Work to do =>
Extract and list every line that contains the word "резюме".

(Extracted records)
───
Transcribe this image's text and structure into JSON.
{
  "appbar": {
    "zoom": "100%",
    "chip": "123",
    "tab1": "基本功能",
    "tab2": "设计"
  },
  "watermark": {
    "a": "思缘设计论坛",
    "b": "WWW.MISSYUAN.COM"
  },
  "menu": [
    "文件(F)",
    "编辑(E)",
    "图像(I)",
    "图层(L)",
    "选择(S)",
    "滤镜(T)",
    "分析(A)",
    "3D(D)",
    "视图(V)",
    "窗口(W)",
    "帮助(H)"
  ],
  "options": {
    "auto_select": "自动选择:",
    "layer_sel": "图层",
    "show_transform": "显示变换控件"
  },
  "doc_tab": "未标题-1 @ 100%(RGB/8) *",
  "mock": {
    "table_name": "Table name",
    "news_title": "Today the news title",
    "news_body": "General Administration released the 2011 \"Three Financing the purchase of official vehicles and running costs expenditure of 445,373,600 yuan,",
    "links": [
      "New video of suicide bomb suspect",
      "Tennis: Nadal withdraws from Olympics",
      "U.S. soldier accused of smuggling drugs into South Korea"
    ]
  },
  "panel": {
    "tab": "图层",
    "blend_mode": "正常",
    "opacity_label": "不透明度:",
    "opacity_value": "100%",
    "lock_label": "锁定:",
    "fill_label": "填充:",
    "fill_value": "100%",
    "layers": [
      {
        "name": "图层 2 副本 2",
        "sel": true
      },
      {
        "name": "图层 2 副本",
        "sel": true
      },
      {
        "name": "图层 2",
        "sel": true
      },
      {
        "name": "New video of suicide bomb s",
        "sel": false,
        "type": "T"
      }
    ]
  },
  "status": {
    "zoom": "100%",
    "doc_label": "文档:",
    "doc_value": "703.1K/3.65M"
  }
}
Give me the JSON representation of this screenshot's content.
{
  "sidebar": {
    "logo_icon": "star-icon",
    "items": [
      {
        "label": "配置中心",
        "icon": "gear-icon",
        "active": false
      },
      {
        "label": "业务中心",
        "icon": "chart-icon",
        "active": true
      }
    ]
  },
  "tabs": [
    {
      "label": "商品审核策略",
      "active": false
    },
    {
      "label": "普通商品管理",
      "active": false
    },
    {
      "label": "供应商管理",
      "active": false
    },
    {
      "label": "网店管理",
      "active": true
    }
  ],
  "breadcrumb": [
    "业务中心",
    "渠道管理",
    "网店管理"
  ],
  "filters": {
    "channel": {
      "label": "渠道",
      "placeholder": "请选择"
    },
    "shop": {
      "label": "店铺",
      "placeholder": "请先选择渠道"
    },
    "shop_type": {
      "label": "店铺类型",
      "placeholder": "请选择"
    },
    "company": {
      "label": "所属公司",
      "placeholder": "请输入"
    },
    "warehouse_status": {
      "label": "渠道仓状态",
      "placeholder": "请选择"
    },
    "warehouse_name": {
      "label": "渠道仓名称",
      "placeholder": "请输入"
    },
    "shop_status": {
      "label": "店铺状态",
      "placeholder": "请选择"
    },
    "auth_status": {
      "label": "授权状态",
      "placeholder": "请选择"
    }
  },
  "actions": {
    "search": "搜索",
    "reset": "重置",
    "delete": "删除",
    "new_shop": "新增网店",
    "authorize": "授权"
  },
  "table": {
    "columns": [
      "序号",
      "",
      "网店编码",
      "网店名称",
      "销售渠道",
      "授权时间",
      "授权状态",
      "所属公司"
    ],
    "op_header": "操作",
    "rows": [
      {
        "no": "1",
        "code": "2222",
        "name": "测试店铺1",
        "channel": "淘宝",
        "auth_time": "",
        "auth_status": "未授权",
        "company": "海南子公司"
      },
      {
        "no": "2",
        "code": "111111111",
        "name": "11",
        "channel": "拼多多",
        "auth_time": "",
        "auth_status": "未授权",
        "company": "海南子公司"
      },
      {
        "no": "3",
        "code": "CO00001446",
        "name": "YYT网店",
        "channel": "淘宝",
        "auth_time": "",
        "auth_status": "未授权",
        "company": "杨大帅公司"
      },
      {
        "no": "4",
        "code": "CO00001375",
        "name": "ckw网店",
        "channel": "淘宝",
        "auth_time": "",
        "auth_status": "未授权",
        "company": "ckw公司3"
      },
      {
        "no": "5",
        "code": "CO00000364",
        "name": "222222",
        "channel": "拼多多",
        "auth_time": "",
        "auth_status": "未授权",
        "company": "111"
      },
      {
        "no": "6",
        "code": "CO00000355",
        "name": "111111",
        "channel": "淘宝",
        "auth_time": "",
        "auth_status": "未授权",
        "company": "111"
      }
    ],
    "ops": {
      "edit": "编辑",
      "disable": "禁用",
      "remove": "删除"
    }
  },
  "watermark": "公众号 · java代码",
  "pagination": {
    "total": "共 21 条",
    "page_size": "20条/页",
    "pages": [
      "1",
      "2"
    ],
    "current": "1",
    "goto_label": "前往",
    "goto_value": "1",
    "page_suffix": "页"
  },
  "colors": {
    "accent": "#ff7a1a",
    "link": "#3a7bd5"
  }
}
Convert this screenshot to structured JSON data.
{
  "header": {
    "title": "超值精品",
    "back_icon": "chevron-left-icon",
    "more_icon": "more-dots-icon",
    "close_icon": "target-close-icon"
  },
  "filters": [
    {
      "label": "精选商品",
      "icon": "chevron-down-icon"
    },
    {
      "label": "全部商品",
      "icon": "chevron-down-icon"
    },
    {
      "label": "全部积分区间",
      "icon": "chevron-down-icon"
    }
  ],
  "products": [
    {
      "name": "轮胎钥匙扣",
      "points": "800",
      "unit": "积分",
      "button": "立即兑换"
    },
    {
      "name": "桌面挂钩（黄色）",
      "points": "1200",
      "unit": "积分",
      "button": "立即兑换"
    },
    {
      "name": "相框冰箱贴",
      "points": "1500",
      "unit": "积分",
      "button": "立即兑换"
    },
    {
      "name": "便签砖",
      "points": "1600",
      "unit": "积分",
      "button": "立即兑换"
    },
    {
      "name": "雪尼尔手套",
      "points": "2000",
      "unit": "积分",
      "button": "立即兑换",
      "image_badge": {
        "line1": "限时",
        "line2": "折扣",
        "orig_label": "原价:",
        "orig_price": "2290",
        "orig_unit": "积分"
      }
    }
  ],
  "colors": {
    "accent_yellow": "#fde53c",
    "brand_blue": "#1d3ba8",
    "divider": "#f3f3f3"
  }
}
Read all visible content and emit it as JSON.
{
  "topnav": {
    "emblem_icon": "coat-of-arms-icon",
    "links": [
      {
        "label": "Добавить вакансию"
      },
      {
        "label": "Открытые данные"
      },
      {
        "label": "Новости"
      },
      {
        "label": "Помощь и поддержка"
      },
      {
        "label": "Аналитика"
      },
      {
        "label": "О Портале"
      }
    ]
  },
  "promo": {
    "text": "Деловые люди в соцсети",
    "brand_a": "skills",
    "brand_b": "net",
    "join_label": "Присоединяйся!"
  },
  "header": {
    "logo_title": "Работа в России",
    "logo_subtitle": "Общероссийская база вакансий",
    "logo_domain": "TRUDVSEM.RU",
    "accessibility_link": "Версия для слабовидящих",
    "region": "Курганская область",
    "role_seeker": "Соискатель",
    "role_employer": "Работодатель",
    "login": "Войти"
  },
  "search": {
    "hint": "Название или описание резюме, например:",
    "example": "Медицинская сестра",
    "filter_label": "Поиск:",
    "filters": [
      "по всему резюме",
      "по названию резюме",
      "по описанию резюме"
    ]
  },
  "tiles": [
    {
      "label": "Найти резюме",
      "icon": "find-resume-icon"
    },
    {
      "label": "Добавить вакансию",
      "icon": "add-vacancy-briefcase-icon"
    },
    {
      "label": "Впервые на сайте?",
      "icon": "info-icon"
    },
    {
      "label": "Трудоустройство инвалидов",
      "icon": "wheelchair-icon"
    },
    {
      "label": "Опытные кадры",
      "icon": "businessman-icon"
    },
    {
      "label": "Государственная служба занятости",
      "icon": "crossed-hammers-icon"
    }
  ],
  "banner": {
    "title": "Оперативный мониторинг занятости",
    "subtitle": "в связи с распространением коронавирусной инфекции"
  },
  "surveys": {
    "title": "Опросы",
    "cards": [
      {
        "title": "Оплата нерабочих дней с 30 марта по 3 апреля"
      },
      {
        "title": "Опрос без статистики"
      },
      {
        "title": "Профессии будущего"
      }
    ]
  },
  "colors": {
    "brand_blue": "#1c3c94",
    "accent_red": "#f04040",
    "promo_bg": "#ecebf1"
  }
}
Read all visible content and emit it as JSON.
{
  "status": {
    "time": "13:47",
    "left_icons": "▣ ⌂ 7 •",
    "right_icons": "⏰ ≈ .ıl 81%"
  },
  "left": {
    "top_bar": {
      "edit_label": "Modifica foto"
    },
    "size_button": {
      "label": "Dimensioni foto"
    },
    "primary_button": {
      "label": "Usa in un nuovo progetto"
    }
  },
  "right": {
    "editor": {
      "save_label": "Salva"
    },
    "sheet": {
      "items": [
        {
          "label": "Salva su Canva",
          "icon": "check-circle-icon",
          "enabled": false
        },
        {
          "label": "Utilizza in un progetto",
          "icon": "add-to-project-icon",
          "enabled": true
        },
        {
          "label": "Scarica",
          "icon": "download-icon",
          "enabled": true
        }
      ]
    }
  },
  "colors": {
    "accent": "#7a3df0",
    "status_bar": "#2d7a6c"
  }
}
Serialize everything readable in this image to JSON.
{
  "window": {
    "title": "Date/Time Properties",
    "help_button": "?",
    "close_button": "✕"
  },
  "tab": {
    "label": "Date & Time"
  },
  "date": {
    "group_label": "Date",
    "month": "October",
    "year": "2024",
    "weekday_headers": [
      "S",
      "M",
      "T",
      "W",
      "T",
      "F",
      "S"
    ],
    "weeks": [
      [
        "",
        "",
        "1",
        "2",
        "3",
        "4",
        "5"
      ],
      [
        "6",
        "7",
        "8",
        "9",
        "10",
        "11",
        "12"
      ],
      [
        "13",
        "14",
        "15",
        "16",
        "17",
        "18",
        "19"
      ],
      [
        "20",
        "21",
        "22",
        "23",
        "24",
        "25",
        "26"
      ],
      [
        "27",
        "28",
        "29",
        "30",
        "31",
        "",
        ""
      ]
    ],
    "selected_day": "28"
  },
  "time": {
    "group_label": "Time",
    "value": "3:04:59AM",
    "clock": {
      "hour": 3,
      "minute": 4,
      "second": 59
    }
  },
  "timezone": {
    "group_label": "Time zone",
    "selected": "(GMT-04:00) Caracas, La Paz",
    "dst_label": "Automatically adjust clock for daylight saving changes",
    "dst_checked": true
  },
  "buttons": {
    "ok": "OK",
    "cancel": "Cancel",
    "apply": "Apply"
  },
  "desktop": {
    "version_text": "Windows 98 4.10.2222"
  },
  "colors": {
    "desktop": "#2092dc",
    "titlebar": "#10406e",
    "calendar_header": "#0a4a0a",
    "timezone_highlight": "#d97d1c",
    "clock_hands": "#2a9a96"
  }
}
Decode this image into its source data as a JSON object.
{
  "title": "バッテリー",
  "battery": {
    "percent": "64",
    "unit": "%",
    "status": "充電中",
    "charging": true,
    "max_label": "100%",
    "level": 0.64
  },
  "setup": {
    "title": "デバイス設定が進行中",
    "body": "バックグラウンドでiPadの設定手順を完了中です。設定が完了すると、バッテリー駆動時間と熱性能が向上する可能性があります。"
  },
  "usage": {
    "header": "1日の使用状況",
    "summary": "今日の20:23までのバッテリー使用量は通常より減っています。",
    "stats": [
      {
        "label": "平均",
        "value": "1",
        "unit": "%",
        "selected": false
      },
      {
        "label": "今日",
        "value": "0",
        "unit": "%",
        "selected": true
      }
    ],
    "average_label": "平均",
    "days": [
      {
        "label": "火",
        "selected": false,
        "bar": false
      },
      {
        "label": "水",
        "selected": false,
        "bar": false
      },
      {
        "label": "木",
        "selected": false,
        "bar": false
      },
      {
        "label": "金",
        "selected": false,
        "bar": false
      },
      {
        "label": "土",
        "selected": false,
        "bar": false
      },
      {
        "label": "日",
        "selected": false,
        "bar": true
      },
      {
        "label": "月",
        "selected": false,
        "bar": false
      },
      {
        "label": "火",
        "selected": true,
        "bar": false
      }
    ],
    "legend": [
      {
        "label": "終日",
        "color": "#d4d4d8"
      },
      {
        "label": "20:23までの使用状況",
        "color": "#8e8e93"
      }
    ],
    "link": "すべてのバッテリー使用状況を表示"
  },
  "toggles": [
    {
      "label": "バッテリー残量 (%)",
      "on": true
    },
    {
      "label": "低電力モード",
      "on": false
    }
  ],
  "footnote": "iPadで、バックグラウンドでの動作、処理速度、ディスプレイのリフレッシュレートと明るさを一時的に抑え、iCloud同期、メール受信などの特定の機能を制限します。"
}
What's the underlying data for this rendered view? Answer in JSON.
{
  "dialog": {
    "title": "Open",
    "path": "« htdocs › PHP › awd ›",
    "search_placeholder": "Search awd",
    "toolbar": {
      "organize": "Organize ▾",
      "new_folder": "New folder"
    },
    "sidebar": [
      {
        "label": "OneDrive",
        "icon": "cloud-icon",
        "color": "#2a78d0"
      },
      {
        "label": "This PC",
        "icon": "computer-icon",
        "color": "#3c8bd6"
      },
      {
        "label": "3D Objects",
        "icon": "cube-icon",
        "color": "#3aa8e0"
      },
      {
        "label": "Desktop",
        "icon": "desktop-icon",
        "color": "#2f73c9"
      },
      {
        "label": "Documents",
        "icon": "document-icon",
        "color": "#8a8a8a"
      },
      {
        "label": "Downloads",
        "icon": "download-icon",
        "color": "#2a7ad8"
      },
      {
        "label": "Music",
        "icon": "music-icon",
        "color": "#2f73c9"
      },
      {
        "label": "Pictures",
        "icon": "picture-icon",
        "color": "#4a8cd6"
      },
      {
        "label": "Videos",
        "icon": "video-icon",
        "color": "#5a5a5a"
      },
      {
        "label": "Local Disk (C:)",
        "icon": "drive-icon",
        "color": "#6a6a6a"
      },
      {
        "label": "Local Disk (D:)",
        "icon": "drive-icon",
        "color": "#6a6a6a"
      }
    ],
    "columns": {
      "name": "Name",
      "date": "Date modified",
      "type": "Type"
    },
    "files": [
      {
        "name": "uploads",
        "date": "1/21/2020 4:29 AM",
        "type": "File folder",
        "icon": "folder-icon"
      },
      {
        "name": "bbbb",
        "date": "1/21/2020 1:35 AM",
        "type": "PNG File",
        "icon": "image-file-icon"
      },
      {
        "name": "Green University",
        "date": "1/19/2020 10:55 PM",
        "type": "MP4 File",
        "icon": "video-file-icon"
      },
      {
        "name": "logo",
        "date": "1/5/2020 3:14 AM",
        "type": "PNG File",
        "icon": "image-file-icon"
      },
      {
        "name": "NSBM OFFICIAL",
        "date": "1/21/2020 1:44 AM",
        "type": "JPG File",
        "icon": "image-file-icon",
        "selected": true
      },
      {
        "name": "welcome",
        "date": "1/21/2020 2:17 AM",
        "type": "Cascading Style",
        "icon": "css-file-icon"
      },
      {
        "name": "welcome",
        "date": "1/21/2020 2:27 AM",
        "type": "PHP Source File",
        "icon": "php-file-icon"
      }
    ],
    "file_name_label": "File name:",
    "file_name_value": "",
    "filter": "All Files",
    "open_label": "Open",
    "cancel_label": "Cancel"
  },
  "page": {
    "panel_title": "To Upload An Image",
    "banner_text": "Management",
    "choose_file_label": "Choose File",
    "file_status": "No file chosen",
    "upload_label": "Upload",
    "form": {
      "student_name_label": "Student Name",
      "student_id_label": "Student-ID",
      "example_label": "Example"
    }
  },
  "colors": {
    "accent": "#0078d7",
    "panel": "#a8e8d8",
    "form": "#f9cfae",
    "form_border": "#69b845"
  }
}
───
Task result =>
    "hint": "Название или описание резюме, например:",
      "по всему резюме",
      "по названию резюме",
      "по описанию резюме"
      "label": "Найти резюме",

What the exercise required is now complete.